Stated goal. Scan the records below for the word "while" and give only the number of lines that hold it.

..............................

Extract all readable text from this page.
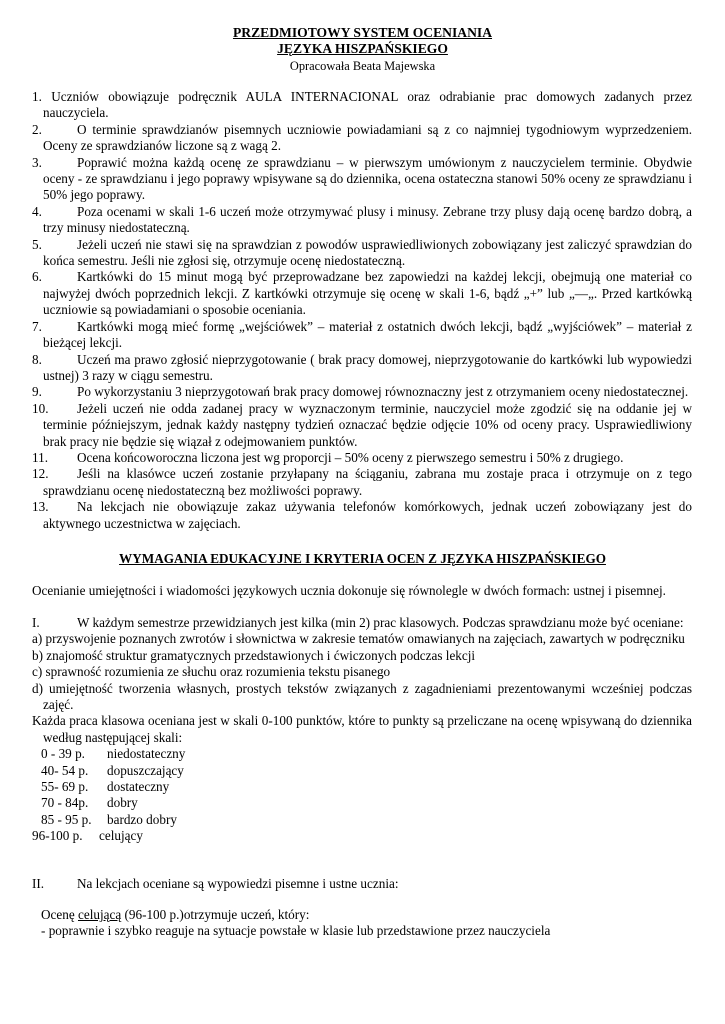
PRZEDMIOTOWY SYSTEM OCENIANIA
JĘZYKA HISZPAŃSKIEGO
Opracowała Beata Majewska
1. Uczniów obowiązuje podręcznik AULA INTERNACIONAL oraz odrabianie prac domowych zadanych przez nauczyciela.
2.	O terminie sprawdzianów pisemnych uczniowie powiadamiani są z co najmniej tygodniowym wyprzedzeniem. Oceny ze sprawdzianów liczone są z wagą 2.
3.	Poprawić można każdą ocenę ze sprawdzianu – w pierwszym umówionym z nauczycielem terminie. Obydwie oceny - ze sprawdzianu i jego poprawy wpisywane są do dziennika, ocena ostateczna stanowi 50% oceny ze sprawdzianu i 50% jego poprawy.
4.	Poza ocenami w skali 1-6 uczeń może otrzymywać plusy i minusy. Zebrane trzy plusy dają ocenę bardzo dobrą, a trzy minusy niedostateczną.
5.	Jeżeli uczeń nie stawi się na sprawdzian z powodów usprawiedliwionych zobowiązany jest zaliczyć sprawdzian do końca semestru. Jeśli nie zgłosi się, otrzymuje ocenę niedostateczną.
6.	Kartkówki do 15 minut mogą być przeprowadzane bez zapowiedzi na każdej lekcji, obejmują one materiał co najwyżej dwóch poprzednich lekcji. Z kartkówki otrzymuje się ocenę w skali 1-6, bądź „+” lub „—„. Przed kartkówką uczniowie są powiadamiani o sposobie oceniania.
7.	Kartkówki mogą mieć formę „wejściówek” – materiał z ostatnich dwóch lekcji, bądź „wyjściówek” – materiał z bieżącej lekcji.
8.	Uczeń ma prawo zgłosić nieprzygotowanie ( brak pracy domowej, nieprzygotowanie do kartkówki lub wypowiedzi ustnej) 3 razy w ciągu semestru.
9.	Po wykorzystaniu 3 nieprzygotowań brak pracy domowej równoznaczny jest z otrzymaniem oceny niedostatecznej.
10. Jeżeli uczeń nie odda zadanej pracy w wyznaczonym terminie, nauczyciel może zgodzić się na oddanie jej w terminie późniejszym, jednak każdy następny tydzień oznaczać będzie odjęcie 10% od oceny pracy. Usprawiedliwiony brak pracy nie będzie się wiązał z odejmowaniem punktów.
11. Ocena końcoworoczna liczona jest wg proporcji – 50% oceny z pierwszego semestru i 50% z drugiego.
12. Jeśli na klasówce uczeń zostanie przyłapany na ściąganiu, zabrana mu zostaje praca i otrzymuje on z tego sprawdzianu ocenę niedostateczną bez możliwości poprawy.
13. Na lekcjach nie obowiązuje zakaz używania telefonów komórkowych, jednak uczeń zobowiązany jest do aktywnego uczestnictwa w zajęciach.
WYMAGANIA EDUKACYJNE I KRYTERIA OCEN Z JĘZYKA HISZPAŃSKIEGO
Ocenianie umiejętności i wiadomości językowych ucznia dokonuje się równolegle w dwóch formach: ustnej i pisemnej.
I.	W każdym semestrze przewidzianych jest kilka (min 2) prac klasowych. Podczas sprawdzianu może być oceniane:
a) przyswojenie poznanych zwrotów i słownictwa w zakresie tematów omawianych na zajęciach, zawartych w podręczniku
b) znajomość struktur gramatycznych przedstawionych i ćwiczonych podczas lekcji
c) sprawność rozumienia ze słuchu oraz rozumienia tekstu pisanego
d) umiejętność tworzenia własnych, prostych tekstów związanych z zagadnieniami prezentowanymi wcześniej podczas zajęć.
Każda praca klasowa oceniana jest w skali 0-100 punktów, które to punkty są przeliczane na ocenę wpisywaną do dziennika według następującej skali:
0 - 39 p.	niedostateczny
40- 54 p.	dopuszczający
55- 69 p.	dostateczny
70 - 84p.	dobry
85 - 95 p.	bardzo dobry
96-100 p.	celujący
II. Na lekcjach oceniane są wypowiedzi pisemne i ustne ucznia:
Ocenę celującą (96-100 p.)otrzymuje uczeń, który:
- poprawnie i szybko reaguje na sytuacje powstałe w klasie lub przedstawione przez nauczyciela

..............................

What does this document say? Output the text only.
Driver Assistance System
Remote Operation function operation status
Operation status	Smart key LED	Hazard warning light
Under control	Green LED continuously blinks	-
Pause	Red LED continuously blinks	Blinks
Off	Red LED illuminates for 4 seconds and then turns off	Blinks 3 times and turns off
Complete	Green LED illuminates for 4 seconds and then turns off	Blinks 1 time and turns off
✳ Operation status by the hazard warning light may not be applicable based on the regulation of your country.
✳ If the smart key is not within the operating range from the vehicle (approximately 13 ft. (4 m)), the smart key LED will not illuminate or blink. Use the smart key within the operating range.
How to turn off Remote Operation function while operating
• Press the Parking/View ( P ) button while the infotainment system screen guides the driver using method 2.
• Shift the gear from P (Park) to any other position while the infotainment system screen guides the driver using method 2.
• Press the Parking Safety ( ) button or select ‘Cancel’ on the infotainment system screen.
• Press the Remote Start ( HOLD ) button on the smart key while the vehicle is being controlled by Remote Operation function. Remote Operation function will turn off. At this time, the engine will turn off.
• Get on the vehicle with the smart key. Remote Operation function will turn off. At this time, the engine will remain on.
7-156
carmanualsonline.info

..............................

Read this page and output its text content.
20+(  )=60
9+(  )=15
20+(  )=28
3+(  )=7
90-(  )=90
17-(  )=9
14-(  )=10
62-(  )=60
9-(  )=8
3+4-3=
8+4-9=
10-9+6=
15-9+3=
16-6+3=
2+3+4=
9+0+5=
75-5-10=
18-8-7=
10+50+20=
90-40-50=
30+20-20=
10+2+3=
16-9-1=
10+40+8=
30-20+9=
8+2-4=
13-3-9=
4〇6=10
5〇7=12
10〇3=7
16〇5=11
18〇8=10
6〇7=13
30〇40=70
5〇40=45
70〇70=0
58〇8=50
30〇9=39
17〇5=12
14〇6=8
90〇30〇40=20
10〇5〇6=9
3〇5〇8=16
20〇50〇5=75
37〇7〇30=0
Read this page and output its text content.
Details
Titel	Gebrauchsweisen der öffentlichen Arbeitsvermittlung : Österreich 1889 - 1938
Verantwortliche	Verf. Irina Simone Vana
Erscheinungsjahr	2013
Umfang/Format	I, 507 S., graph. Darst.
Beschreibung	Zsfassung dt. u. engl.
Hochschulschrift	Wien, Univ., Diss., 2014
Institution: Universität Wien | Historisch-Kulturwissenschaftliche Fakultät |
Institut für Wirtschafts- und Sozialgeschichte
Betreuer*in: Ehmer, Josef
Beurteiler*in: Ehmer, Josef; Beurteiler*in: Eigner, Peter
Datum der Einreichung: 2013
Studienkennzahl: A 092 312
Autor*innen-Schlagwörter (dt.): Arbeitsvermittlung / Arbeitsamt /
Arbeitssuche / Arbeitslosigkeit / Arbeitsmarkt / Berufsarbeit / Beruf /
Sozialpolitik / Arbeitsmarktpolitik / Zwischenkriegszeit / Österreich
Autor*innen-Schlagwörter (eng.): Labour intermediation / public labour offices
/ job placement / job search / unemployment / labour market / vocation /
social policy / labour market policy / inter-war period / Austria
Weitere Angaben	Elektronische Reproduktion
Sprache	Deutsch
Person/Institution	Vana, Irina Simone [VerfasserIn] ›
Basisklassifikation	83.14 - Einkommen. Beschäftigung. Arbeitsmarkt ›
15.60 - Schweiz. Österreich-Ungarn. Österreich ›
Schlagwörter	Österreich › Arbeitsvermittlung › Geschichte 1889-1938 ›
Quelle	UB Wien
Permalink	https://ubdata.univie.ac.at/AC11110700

..............................

Correct answer. 4